Locate the lines where "plus" occurs and copy them as they stand.

■ Collected data
——————————

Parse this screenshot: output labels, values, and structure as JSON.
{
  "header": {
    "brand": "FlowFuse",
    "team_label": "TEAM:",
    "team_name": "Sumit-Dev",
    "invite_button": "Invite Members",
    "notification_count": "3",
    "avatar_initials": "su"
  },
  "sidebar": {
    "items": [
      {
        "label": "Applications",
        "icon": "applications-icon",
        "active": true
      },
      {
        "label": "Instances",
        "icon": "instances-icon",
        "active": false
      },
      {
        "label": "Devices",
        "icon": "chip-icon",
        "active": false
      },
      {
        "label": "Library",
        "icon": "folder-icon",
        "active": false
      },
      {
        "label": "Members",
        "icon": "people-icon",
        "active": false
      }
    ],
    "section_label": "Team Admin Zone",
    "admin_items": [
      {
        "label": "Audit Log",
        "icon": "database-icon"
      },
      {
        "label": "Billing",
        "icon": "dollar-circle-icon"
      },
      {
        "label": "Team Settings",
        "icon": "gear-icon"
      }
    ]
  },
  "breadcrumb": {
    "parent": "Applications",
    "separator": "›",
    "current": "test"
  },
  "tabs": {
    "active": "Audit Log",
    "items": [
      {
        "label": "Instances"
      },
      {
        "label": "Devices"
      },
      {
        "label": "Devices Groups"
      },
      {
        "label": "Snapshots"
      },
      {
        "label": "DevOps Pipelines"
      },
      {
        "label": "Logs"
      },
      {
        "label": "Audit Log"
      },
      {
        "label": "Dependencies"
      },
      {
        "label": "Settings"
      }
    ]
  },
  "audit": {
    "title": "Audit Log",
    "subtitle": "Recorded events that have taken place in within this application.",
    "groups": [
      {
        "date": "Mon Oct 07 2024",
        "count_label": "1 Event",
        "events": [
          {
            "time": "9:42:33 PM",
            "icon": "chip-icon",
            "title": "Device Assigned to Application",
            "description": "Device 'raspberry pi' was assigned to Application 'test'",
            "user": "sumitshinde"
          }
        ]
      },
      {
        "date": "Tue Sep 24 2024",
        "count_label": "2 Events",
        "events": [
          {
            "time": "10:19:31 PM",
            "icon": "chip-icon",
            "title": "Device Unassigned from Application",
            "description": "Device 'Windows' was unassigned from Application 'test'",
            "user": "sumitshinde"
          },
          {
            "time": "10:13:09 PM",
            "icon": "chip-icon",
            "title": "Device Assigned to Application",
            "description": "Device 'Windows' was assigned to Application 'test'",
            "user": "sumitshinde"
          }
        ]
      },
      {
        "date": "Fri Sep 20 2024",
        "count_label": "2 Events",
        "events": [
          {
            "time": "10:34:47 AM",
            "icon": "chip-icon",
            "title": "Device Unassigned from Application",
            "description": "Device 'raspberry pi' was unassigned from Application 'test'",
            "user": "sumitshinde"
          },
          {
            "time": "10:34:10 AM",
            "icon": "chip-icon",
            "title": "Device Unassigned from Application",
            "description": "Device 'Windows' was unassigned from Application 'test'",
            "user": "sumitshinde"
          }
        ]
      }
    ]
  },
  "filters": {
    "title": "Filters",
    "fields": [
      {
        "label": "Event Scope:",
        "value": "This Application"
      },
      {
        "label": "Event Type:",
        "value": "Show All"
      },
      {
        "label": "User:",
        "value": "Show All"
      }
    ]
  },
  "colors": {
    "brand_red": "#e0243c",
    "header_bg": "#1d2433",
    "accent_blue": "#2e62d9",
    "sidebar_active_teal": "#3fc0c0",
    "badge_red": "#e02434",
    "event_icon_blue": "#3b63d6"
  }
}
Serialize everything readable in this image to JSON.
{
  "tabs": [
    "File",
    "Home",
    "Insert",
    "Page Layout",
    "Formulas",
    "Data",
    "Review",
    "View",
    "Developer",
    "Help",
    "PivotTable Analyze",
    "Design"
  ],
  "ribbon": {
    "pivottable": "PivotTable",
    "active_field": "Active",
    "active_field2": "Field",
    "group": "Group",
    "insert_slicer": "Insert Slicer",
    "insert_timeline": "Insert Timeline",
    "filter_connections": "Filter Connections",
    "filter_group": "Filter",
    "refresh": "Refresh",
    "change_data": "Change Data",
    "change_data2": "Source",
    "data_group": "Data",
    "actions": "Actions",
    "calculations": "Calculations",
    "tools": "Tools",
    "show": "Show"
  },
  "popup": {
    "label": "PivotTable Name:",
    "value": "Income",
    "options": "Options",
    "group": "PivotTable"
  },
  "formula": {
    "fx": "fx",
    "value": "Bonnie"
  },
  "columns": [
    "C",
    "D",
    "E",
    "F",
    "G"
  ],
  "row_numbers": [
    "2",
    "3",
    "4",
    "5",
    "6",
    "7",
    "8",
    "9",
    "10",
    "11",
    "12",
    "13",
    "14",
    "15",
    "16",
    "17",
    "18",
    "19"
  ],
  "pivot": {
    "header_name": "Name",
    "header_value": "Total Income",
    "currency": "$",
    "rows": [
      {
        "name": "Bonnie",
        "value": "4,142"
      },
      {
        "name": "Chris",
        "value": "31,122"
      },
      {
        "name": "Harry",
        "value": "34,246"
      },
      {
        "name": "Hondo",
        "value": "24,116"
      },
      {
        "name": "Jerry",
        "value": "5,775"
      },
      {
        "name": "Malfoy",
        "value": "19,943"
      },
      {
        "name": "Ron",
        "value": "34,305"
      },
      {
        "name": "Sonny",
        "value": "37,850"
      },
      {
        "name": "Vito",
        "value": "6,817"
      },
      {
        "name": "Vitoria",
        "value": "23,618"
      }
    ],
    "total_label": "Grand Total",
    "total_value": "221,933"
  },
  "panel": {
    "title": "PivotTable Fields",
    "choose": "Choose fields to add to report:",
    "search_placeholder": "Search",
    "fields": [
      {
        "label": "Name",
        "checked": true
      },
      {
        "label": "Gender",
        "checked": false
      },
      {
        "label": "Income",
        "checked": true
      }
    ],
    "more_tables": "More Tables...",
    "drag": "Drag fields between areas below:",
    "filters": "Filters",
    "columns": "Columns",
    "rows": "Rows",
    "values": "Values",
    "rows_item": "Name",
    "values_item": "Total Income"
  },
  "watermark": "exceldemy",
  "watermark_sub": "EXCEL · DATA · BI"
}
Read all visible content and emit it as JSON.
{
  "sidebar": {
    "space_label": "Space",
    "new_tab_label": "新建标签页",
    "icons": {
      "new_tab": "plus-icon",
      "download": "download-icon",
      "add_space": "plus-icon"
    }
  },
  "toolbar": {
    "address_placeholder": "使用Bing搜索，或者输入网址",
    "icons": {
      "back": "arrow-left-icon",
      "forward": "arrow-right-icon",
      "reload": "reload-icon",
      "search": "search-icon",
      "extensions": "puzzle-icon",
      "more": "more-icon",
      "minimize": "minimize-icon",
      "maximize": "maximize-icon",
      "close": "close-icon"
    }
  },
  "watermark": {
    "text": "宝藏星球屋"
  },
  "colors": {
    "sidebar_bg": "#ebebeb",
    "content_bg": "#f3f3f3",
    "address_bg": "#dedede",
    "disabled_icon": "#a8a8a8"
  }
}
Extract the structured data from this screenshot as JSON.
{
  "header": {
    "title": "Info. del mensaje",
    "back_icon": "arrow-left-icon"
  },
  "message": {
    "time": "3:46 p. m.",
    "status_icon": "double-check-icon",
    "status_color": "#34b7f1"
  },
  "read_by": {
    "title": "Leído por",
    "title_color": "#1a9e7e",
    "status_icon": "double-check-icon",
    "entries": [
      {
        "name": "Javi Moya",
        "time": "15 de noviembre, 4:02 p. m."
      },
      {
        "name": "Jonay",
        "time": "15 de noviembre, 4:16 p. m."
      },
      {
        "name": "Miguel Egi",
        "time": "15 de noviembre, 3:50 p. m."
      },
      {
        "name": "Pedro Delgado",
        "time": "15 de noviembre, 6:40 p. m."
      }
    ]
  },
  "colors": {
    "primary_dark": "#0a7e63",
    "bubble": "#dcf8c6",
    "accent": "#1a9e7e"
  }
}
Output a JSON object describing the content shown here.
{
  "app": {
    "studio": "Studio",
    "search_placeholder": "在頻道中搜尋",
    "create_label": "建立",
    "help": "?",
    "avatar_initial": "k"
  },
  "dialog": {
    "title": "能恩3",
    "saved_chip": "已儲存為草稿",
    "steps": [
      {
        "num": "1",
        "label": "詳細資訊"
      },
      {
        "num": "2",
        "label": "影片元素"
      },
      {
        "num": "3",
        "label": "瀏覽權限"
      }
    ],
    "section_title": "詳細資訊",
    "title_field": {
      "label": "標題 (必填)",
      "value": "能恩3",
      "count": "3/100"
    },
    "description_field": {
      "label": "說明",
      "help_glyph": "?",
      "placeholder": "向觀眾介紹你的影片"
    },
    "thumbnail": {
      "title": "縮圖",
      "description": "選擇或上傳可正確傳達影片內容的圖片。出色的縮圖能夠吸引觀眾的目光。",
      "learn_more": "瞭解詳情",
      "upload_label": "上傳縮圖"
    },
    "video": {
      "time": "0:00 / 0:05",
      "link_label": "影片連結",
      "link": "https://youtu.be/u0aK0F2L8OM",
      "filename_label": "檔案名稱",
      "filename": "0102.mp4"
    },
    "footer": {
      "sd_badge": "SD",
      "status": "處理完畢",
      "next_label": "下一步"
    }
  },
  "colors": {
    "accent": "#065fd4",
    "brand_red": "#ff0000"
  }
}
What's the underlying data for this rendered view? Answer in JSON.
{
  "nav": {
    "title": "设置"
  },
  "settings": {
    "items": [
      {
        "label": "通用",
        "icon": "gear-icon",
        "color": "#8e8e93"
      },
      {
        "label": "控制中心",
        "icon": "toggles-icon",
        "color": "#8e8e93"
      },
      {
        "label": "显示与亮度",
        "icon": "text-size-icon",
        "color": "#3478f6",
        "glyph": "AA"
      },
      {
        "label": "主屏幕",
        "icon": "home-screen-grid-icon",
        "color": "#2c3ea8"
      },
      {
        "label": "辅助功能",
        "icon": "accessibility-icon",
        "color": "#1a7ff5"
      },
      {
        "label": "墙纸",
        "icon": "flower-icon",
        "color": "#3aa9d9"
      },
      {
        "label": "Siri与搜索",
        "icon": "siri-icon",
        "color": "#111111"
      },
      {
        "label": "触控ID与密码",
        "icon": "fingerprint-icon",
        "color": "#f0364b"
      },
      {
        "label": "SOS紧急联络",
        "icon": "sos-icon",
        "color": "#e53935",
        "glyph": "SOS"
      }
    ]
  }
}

——————————

■ The completed task
      "new_tab": "plus-icon",
      "add_space": "plus-icon"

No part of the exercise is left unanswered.